[INSTRUCTIONS FOR THE TASK]
Copy each line exactly. Drop every picture.

Collection entries:

────────────────────────────────────────

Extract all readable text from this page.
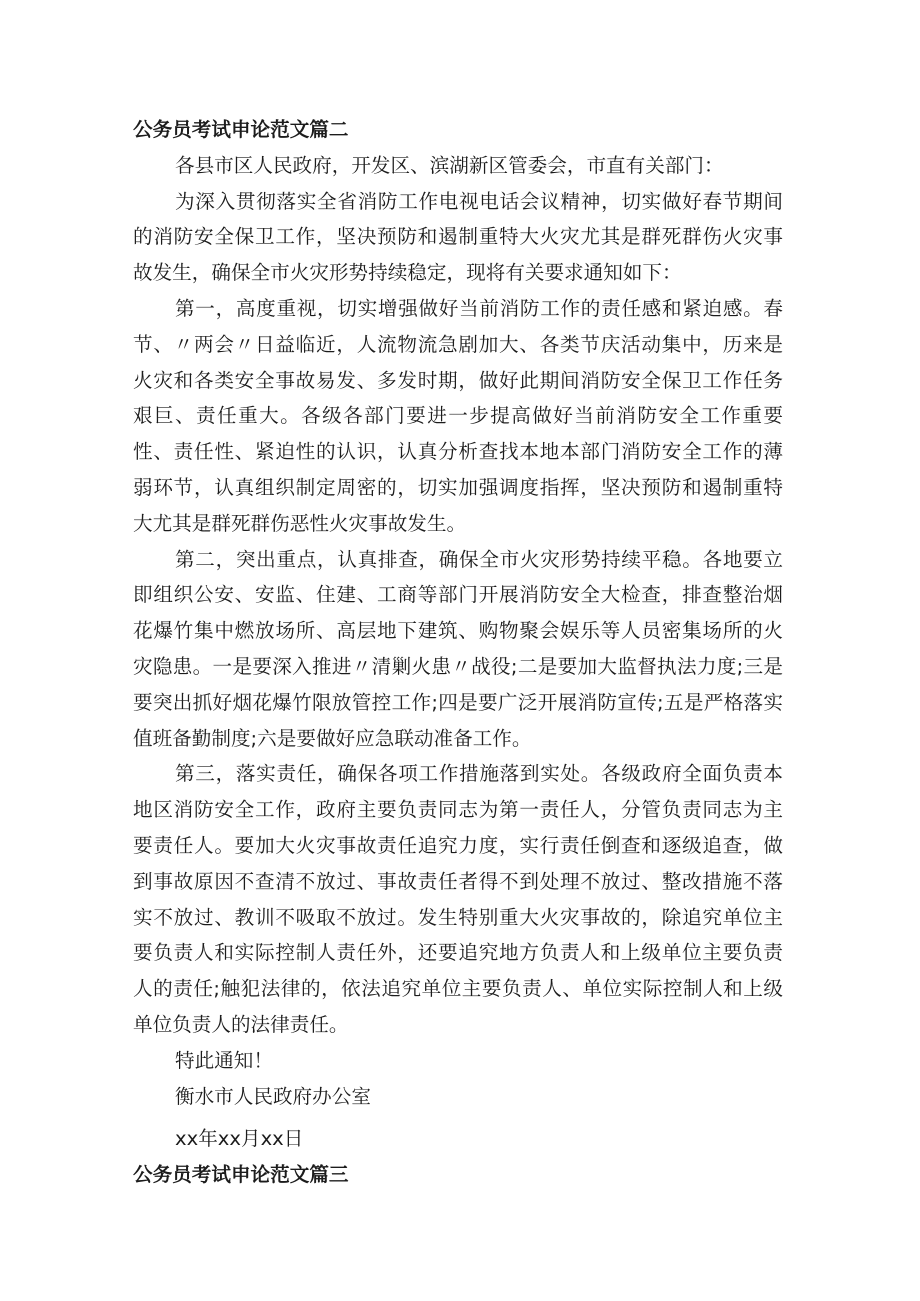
公务员考试申论范文篇二
各县市区人民政府，开发区、滨湖新区管委会，市直有关部门：
为深入贯彻落实全省消防工作电视电话会议精神，切实做好春节期间
的消防安全保卫工作，坚决预防和遏制重特大火灾尤其是群死群伤火灾事
故发生，确保全市火灾形势持续稳定，现将有关要求通知如下：
第一，高度重视，切实增强做好当前消防工作的责任感和紧迫感。春
节、〃两会〃日益临近，人流物流急剧加大、各类节庆活动集中，历来是
火灾和各类安全事故易发、多发时期，做好此期间消防安全保卫工作任务
艰巨、责任重大。各级各部门要进一步提高做好当前消防安全工作重要
性、责任性、紧迫性的认识，认真分析查找本地本部门消防安全工作的薄
弱环节，认真组织制定周密的，切实加强调度指挥，坚决预防和遏制重特
大尤其是群死群伤恶性火灾事故发生。
第二，突出重点，认真排查，确保全市火灾形势持续平稳。各地要立
即组织公安、安监、住建、工商等部门开展消防安全大检查，排查整治烟
花爆竹集中燃放场所、高层地下建筑、购物聚会娱乐等人员密集场所的火
灾隐患。一是要深入推进〃清剿火患〃战役;二是要加大监督执法力度;三是
要突出抓好烟花爆竹限放管控工作;四是要广泛开展消防宣传;五是严格落实
值班备勤制度;六是要做好应急联动准备工作。
第三，落实责任，确保各项工作措施落到实处。各级政府全面负责本
地区消防安全工作，政府主要负责同志为第一责任人，分管负责同志为主
要责任人。要加大火灾事故责任追究力度，实行责任倒查和逐级追查，做
到事故原因不查清不放过、事故责任者得不到处理不放过、整改措施不落
实不放过、教训不吸取不放过。发生特别重大火灾事故的，除追究单位主
要负责人和实际控制人责任外，还要追究地方负责人和上级单位主要负责
人的责任;触犯法律的，依法追究单位主要负责人、单位实际控制人和上级
单位负责人的法律责任。
特此通知！
衡水市人民政府办公室
xx年xx月xx日
公务员考试申论范文篇三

────────────────────────────────────────

[TASK RESPONSE]
Extract all readable text from this page.
公务员考试申论范文篇二
各县市区人民政府，开发区、滨湖新区管委会，市直有关部门：
为深入贯彻落实全省消防工作电视电话会议精神，切实做好春节期间
的消防安全保卫工作，坚决预防和遏制重特大火灾尤其是群死群伤火灾事
故发生，确保全市火灾形势持续稳定，现将有关要求通知如下：
第一，高度重视，切实增强做好当前消防工作的责任感和紧迫感。春
节、〃两会〃日益临近，人流物流急剧加大、各类节庆活动集中，历来是
火灾和各类安全事故易发、多发时期，做好此期间消防安全保卫工作任务
艰巨、责任重大。各级各部门要进一步提高做好当前消防安全工作重要
性、责任性、紧迫性的认识，认真分析查找本地本部门消防安全工作的薄
弱环节，认真组织制定周密的，切实加强调度指挥，坚决预防和遏制重特
大尤其是群死群伤恶性火灾事故发生。
第二，突出重点，认真排查，确保全市火灾形势持续平稳。各地要立
即组织公安、安监、住建、工商等部门开展消防安全大检查，排查整治烟
花爆竹集中燃放场所、高层地下建筑、购物聚会娱乐等人员密集场所的火
灾隐患。一是要深入推进〃清剿火患〃战役;二是要加大监督执法力度;三是
要突出抓好烟花爆竹限放管控工作;四是要广泛开展消防宣传;五是严格落实
值班备勤制度;六是要做好应急联动准备工作。
第三，落实责任，确保各项工作措施落到实处。各级政府全面负责本
地区消防安全工作，政府主要负责同志为第一责任人，分管负责同志为主
要责任人。要加大火灾事故责任追究力度，实行责任倒查和逐级追查，做
到事故原因不查清不放过、事故责任者得不到处理不放过、整改措施不落
实不放过、教训不吸取不放过。发生特别重大火灾事故的，除追究单位主
要负责人和实际控制人责任外，还要追究地方负责人和上级单位主要负责
人的责任;触犯法律的，依法追究单位主要负责人、单位实际控制人和上级
单位负责人的法律责任。
特此通知！
衡水市人民政府办公室
xx年xx月xx日
公务员考试申论范文篇三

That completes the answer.